### Consegna A
Trasforma in un elenco puntato il paragrafo del documento che comincia con «Chiunque, deponendo come testimone», conservandone i fatti principali.
### Consegna B
Prosegui il documento sulla testimonianza, scrivendo il seguito dopo la sua ultima frase.

---------- Documento

Chiunque, deponendo come testimone innanzi all’Autorità giudiziaria o alla Corte penale internazionale (1) [c.p.c. 244- 257; c.p.p. 194-207, 468, 497 ss.], afferma il falso o nega il vero, ovvero tace, in tutto o in parte, ciò che sa intorno ai fatti sui quali è interrogato, è punito con la reclusione da due a sei anni (2) (3) (4).

Commento

Autorità giudiziaria: [v. 12]; Reclusione: [v. 23].

Testimone: è un terzo, cioè una persona diversa dalle parti in causa, chiamato a riferire su fatti di cui è a conoscenza e che riguardano l’oggetto del processo.

 

(1) Le parole «o alla Corte penale internazionale» sono state inserite ex art. 10, c. 5, l. 20-12-2012, n. 237. È, dunque, possibile annoverare la modifica che si annota fra i correttivi di adeguamento del nostro sistema penale codici stico ai precetti dello Statuto istitutivo della Corte penale internazionale. Se si ha riguardo del fatto che la norma in questione mira a tutelare (come sopra detto) la veridicità e completezza della testimonianza al fine di garantire il corretto funzionamento dell’attività giudiziaria, appare quanto mai opportuna l’estensione operata dall’inciso annotato ai fatti commessi innanzi alla Corte penale internazionale. Per un cenno al fondamento del correttivo che in questa sede si annota, nonché ai profili disciplinari generali di tale organo giudiziario internazionale, si rinvia a quanto detto in commento all’art. 343bis.

(2) Pena così modificata dal d.l. 306/1992 conv. in l. 356/1992. La pena originaria andava da sei mesi a tre anni.

--------------------
---------- Estratto della fonte

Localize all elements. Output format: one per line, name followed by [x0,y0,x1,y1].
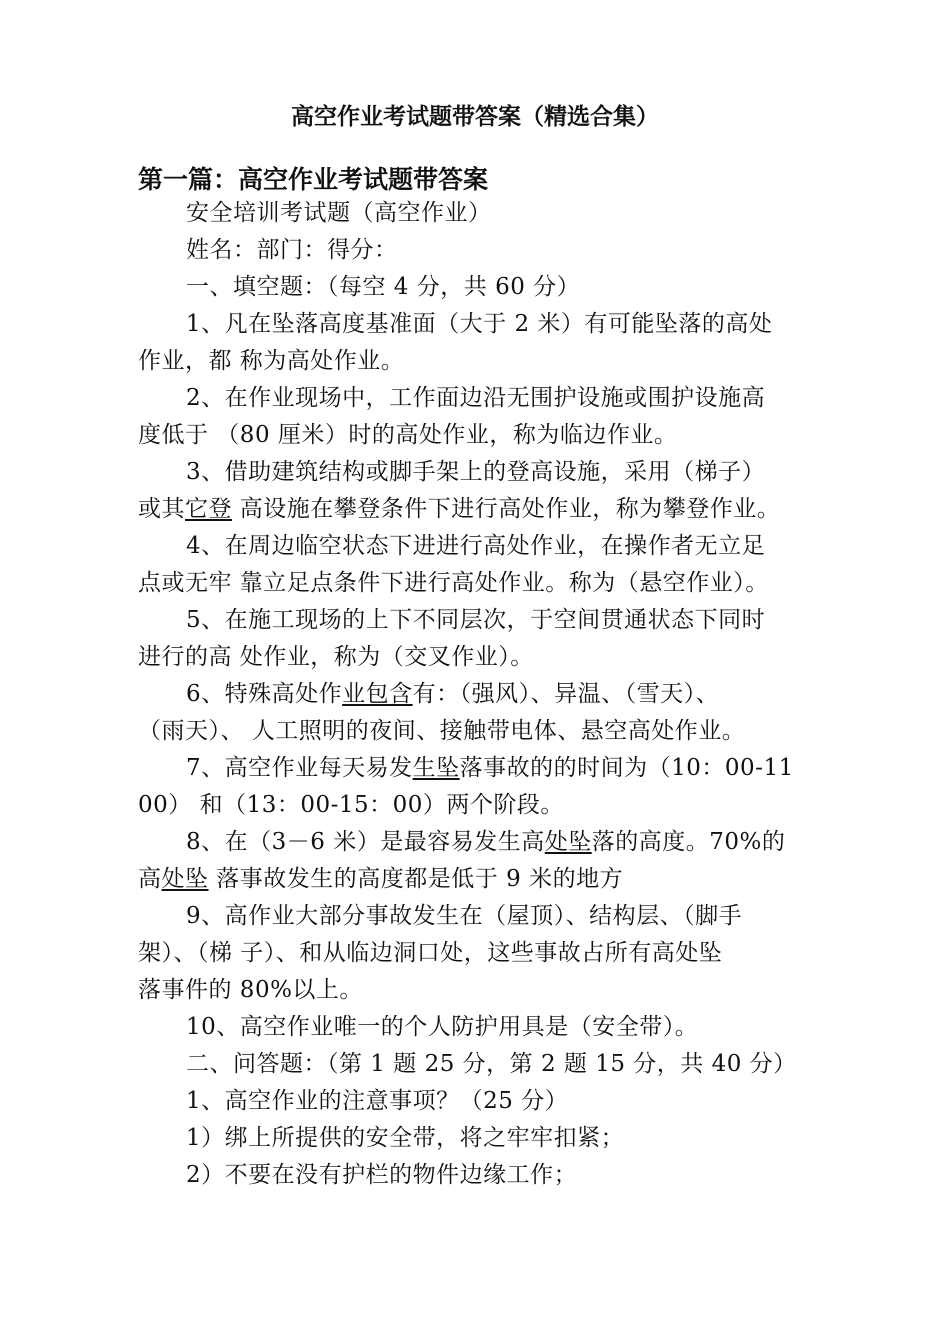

--------------------

### Svolgimento A
- Chi è punito: chiunque deponga come testimone davanti all'Autorità giudiziaria o alla Corte penale internazionale.
- Condotte punite: affermare il falso, negare il vero oppure tacere, in tutto o in parte, ciò che sa sui fatti su cui è interrogato.
- Pena prevista: reclusione da due a sei anni.

### Svolgimento B
(3) Secondo la prevalente dottrina e giurisprudenza la falsità delle dichiarazioni va accertata non in relazione alla verità oggettiva, ma in relazione alle conoscenze personali del testimone.

In altri termini il reato sussiste anche quando i fatti dichiarati siano rispondenti al vero ma il testimone non li abbia appresi direttamente.

Inoltre, per la sussistenza del reato di falsa testimonianza è necessario che il testimone renda mendace dichiarazione su fatti pertinenti alla causa, capaci di influire sulla decisione. Ne consegue che il delitto di cui si tratta non sussiste quando i fatti posti ad oggetto della dichiarazione falsa o reticente, essendo del tutto estranei all’oggetto del procedimento in corso, risultano «a priori» irrilevanti ai fini della decisione, così che la deposizione non sia idonea ad alterare il convincimento del giudice e, dunque, ad incidere sul corretto funzionamento dell’attività giudiziaria (in tal senso Cass. 8-2-2005, n. 4421).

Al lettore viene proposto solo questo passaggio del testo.